**Written problem**
Sift the listing for lines that hold the string "location" and pull them out.
## START Dataset extract
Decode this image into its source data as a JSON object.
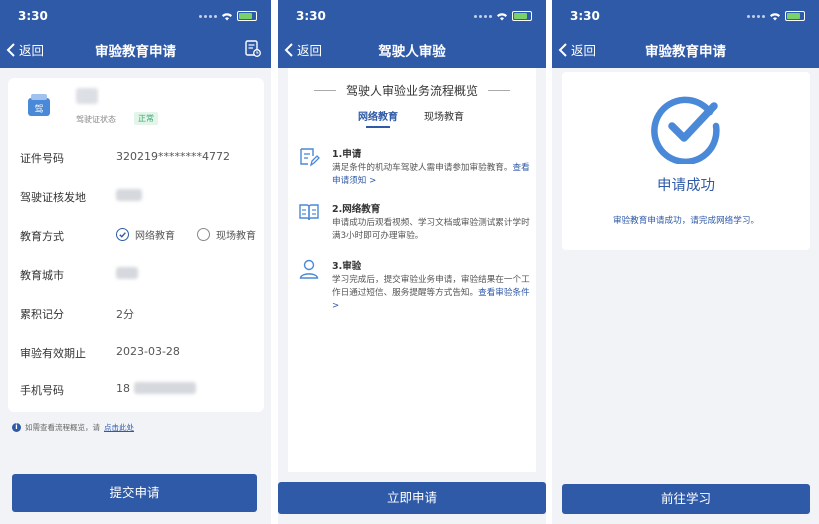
{
  "screens": [
    {
      "status": {
        "time": "3:30"
      },
      "nav": {
        "back": "返回",
        "title": "审验教育申请"
      },
      "license": {
        "status_label": "驾驶证状态",
        "status_badge": "正常",
        "icon_char": "驾"
      },
      "fields": [
        {
          "label": "证件号码",
          "value": "320219********4772"
        },
        {
          "label": "驾驶证核发地",
          "value": ""
        },
        {
          "label": "教育方式",
          "value": ""
        },
        {
          "label": "教育城市",
          "value": ""
        },
        {
          "label": "累积记分",
          "value": "2分"
        },
        {
          "label": "审验有效期止",
          "value": "2023-03-28"
        },
        {
          "label": "手机号码",
          "value": "18"
        }
      ],
      "education_options": {
        "online": "网络教育",
        "onsite": "现场教育",
        "selected": "online"
      },
      "tip": {
        "text": "如需查看流程概览，请",
        "link": "点击此处"
      },
      "submit": "提交申请"
    },
    {
      "status": {
        "time": "3:30"
      },
      "nav": {
        "back": "返回",
        "title": "驾驶人审验"
      },
      "flow_title": "驾驶人审验业务流程概览",
      "tabs": [
        {
          "label": "网络教育",
          "active": true
        },
        {
          "label": "现场教育",
          "active": false
        }
      ],
      "steps": [
        {
          "title": "1.申请",
          "desc": "满足条件的机动车驾驶人需申请参加审验教育。",
          "link": "查看申请须知 >"
        },
        {
          "title": "2.网络教育",
          "desc": "申请成功后观看视频、学习文档或审验测试累计学时满3小时即可办理审验。",
          "link": ""
        },
        {
          "title": "3.审验",
          "desc": "学习完成后，提交审验业务申请，审验结果在一个工作日通过短信、服务提醒等方式告知。",
          "link": "查看审验条件 >"
        }
      ],
      "apply": "立即申请"
    },
    {
      "status": {
        "time": "3:30"
      },
      "nav": {
        "back": "返回",
        "title": "审验教育申请"
      },
      "success_title": "申请成功",
      "success_msg": "审验教育申请成功，请完成网络学习。",
      "go": "前往学习"
    }
  ],
  "colors": {
    "primary": "#2f5aa8",
    "success": "#3aa86b",
    "background": "#f1f3f7"
  }
}
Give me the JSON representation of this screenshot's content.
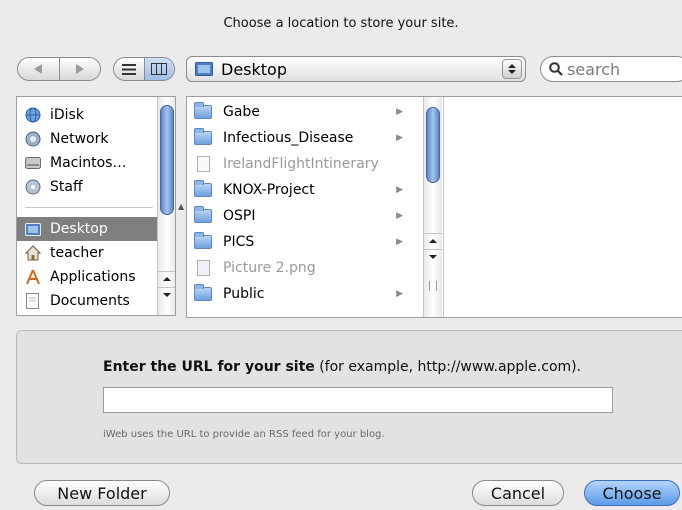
{
  "dialog": {
    "prompt": "Choose a location to store your site."
  },
  "toolbar": {
    "location": "Desktop",
    "search_placeholder": "search"
  },
  "sidebar": {
    "devices": [
      {
        "label": "iDisk",
        "icon": "globe-icon"
      },
      {
        "label": "Network",
        "icon": "network-icon"
      },
      {
        "label": "Macintos…",
        "icon": "harddrive-icon"
      },
      {
        "label": "Staff",
        "icon": "disk-icon"
      }
    ],
    "places": [
      {
        "label": "Desktop",
        "icon": "desktop-icon",
        "selected": true
      },
      {
        "label": "teacher",
        "icon": "home-icon"
      },
      {
        "label": "Applications",
        "icon": "applications-icon"
      },
      {
        "label": "Documents",
        "icon": "documents-icon"
      }
    ]
  },
  "browser": {
    "items": [
      {
        "label": "Gabe",
        "kind": "folder"
      },
      {
        "label": "Infectious_Disease",
        "kind": "folder"
      },
      {
        "label": "IrelandFlightIntinerary",
        "kind": "document",
        "disabled": true
      },
      {
        "label": "KNOX-Project",
        "kind": "folder"
      },
      {
        "label": "OSPI",
        "kind": "folder"
      },
      {
        "label": "PICS",
        "kind": "folder"
      },
      {
        "label": "Picture 2.png",
        "kind": "image",
        "disabled": true
      },
      {
        "label": "Public",
        "kind": "folder"
      }
    ]
  },
  "url_section": {
    "label_bold": "Enter the URL for your site",
    "label_rest": " (for example, http://www.apple.com).",
    "value": "",
    "hint": "iWeb uses the URL to provide an RSS feed for your blog."
  },
  "buttons": {
    "new_folder": "New Folder",
    "cancel": "Cancel",
    "choose": "Choose"
  },
  "colors": {
    "accent": "#5b9be9",
    "selection": "#7f7f7f"
  }
}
## END Dataset extract
**The result**
    "prompt": "Choose a location to store your site."
    "location": "Desktop",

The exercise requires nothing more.